Reproduce every line in the listing that contains the word "text".

(Collected data entries)
[Start]
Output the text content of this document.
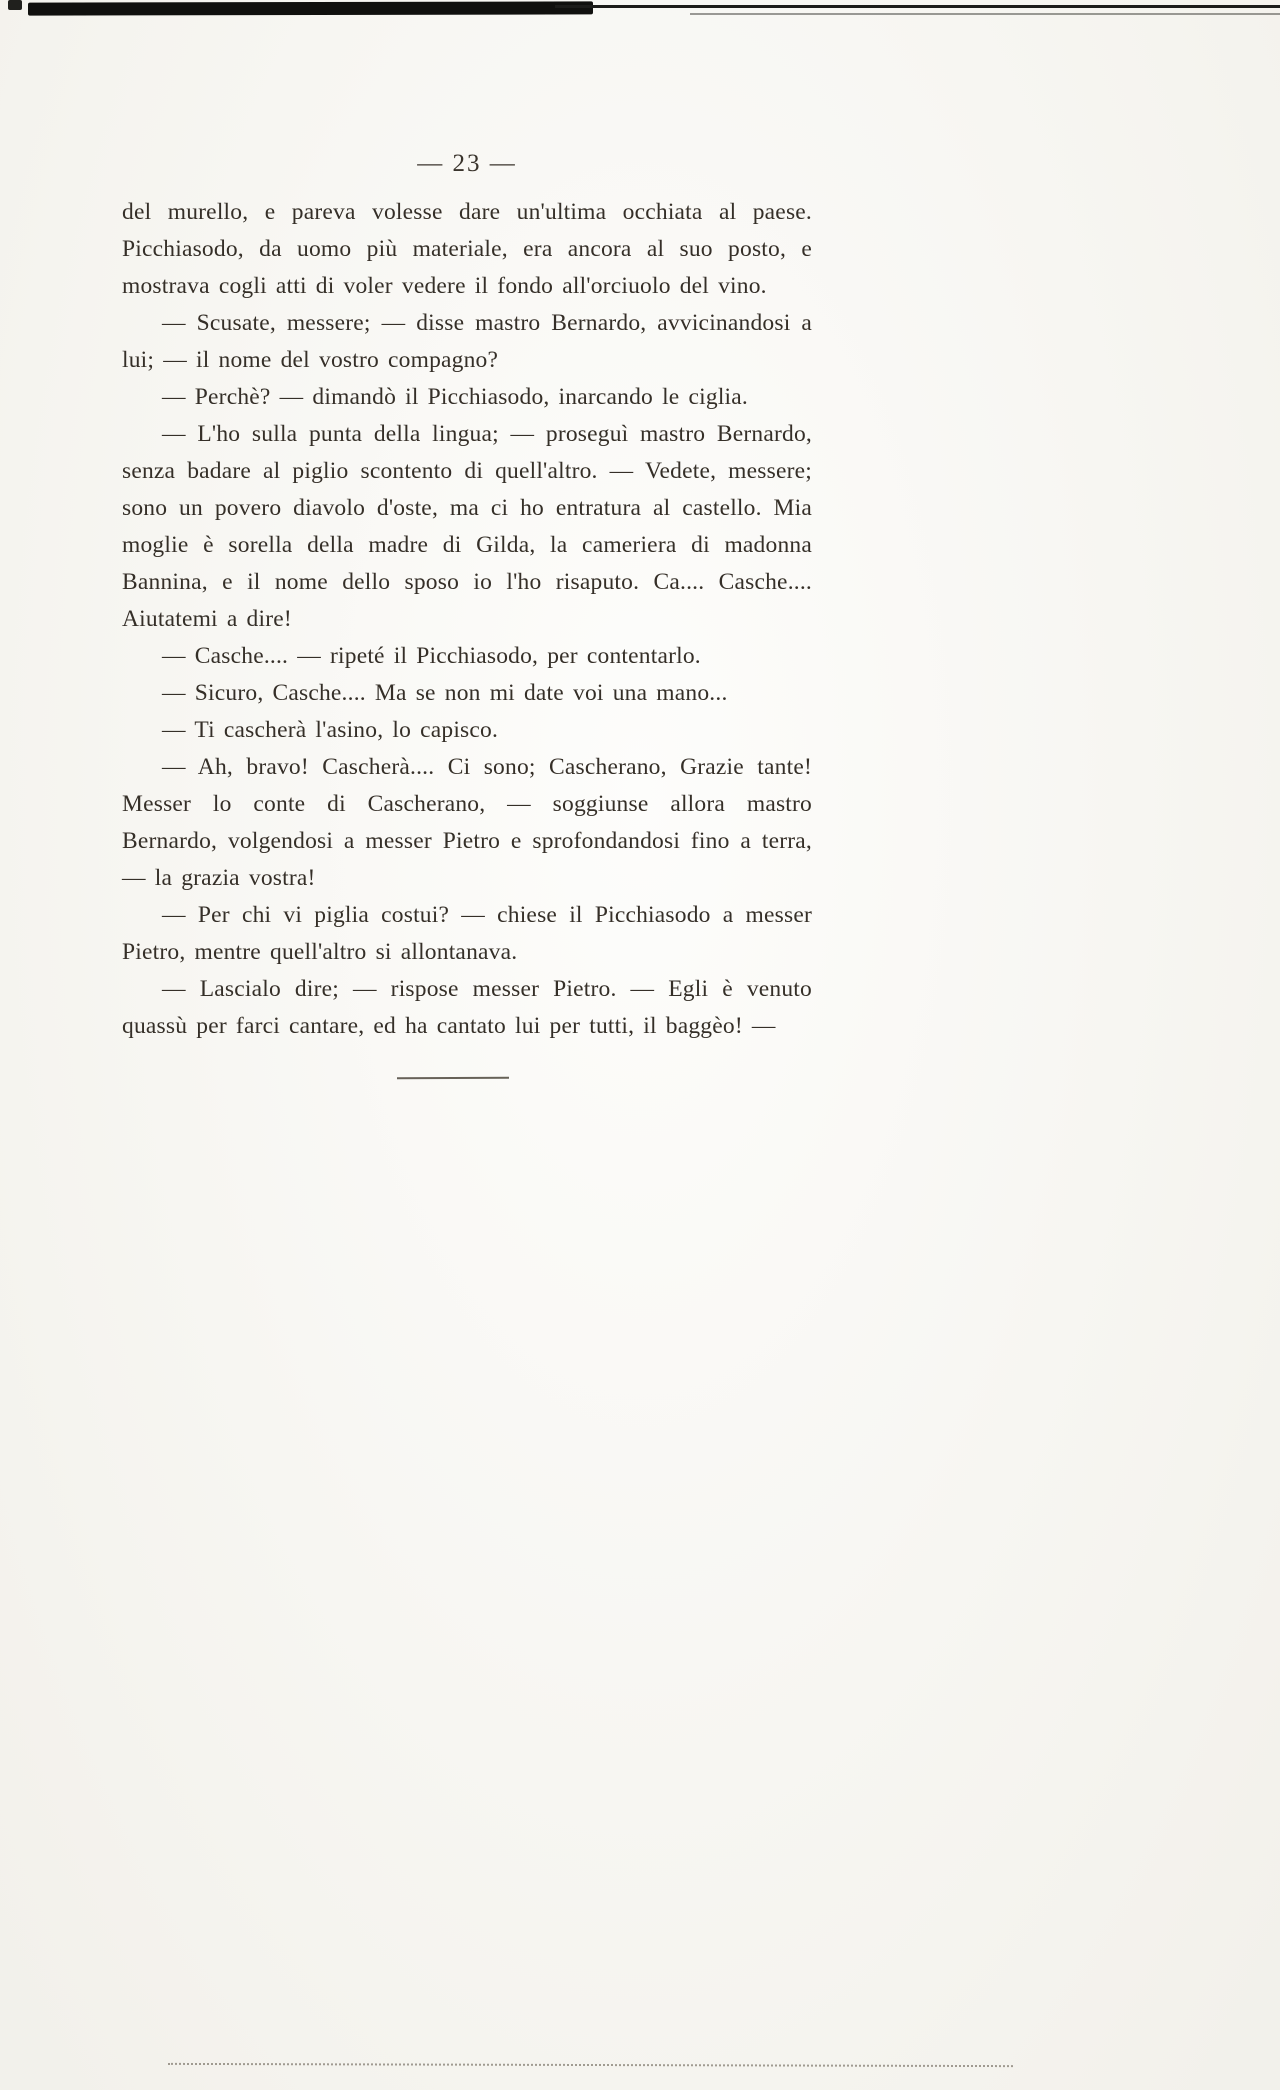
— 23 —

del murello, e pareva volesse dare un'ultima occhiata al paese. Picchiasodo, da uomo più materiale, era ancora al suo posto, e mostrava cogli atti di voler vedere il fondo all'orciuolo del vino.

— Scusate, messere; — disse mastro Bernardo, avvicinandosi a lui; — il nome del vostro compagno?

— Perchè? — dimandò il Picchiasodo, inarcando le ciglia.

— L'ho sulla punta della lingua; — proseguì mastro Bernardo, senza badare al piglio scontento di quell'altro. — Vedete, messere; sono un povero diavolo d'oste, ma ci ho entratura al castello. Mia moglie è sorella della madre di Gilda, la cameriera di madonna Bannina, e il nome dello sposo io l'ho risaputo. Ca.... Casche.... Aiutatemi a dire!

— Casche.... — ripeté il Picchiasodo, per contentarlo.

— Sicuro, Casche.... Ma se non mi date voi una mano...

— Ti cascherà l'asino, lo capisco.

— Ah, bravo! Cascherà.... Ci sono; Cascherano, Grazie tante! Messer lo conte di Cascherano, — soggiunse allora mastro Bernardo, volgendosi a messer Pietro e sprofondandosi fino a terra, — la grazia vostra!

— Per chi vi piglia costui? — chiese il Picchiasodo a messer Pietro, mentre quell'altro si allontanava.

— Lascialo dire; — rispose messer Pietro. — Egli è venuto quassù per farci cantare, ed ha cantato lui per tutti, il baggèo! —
[End]
[Start]
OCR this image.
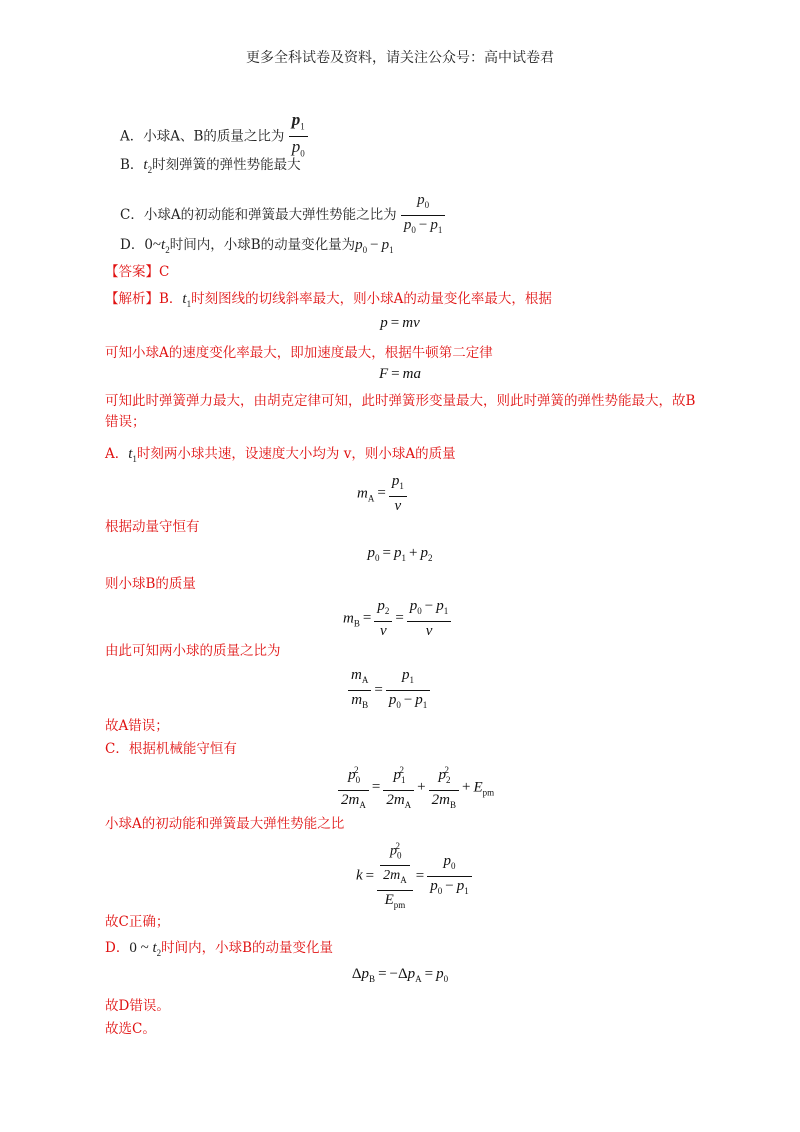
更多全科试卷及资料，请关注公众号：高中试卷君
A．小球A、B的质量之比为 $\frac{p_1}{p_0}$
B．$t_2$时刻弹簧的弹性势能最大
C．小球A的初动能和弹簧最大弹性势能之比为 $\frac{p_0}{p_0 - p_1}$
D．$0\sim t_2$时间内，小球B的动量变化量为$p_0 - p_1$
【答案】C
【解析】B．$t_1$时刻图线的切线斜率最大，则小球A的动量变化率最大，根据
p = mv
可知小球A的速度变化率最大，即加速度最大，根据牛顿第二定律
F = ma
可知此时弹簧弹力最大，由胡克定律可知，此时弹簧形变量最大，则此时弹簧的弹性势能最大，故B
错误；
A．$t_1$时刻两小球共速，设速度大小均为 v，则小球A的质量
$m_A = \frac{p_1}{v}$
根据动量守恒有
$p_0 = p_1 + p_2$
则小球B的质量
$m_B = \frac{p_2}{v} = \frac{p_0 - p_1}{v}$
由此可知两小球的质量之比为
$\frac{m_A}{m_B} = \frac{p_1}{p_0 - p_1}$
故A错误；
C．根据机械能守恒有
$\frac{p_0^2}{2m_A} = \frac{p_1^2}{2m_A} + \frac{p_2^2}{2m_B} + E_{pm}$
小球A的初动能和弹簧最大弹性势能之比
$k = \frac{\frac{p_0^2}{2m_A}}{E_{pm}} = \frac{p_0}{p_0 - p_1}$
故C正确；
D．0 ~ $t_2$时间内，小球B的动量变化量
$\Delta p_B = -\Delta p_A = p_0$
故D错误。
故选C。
[End]
[Start]
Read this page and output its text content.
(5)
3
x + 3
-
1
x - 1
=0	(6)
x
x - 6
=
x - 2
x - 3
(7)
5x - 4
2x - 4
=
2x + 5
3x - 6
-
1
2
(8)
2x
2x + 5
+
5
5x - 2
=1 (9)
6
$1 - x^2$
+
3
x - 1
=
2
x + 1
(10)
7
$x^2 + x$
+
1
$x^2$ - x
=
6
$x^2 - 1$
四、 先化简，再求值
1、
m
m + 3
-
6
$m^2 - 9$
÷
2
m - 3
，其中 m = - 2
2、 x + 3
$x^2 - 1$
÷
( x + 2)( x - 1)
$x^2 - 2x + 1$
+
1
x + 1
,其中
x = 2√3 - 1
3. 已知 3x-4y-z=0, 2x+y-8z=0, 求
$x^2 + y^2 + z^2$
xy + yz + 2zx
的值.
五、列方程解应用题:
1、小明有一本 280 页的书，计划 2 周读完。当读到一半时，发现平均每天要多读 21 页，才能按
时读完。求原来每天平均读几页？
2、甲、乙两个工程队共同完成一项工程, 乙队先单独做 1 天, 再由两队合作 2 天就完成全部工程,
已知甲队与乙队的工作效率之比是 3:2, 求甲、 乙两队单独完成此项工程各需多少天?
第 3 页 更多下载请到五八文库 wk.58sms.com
[End]
Answer to the task:
Output the text content of this document.
Read this page and output its text content.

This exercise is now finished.